(Problem to work on) Omit all images, then return the remaining material exactly as it stands.

____

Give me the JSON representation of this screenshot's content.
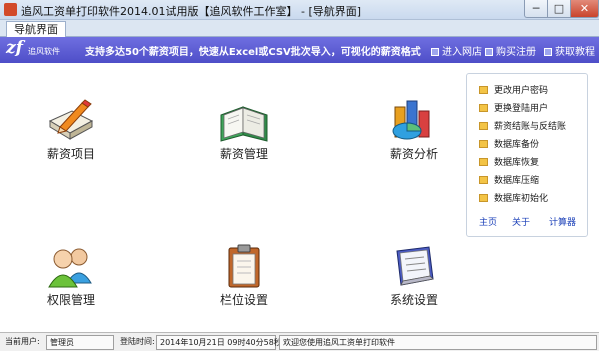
{
  "window": {
    "title": "追风工资单打印软件2014.01试用版【追风软件工作室】 - [导航界面]",
    "minimize": "─",
    "maximize": "□",
    "close": "✕"
  },
  "tab": {
    "label": "导航界面"
  },
  "banner": {
    "logo_mark": "zf",
    "logo_text": "追风软件",
    "slogan": "支持多达50个薪资项目，快速从Excel或CSV批次导入，可视化的薪资格式",
    "links": [
      "进入网店",
      "购买注册",
      "获取教程"
    ]
  },
  "modules": [
    {
      "label": "薪资项目",
      "icon": "pencil-book-icon"
    },
    {
      "label": "薪资管理",
      "icon": "open-book-icon"
    },
    {
      "label": "薪资分析",
      "icon": "chart-icon"
    },
    {
      "label": "权限管理",
      "icon": "users-icon"
    },
    {
      "label": "栏位设置",
      "icon": "clipboard-icon"
    },
    {
      "label": "系统设置",
      "icon": "settings-document-icon"
    }
  ],
  "side_panel": {
    "items": [
      "更改用户密码",
      "更换登陆用户",
      "薪资结账与反结账",
      "数据库备份",
      "数据库恢复",
      "数据库压缩",
      "数据库初始化"
    ],
    "links": [
      "主页",
      "关于",
      "计算器"
    ]
  },
  "status": {
    "user_label": "当前用户:",
    "user_value": "管理员",
    "login_label": "登陆时间:",
    "login_value": "2014年10月21日  09时40分58秒",
    "message": "欢迎您使用追风工资单打印软件"
  }
}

____

(Completed exercise)
Give me the JSON representation of this screenshot's content.
{
  "window": {
    "title": "追风工资单打印软件2014.01试用版【追风软件工作室】 - [导航界面]",
    "minimize": "─",
    "maximize": "□",
    "close": "✕"
  },
  "tab": {
    "label": "导航界面"
  },
  "banner": {
    "logo_mark": "zf",
    "logo_text": "追风软件",
    "slogan": "支持多达50个薪资项目，快速从Excel或CSV批次导入，可视化的薪资格式",
    "links": [
      "进入网店",
      "购买注册",
      "获取教程"
    ]
  },
  "modules": [
    {
      "label": "薪资项目",
      "icon": "pencil-book-icon"
    },
    {
      "label": "薪资管理",
      "icon": "open-book-icon"
    },
    {
      "label": "薪资分析",
      "icon": "chart-icon"
    },
    {
      "label": "权限管理",
      "icon": "users-icon"
    },
    {
      "label": "栏位设置",
      "icon": "clipboard-icon"
    },
    {
      "label": "系统设置",
      "icon": "settings-document-icon"
    }
  ],
  "side_panel": {
    "items": [
      "更改用户密码",
      "更换登陆用户",
      "薪资结账与反结账",
      "数据库备份",
      "数据库恢复",
      "数据库压缩",
      "数据库初始化"
    ],
    "links": [
      "主页",
      "关于",
      "计算器"
    ]
  },
  "status": {
    "user_label": "当前用户:",
    "user_value": "管理员",
    "login_label": "登陆时间:",
    "login_value": "2014年10月21日  09时40分58秒",
    "message": "欢迎您使用追风工资单打印软件"
  }
}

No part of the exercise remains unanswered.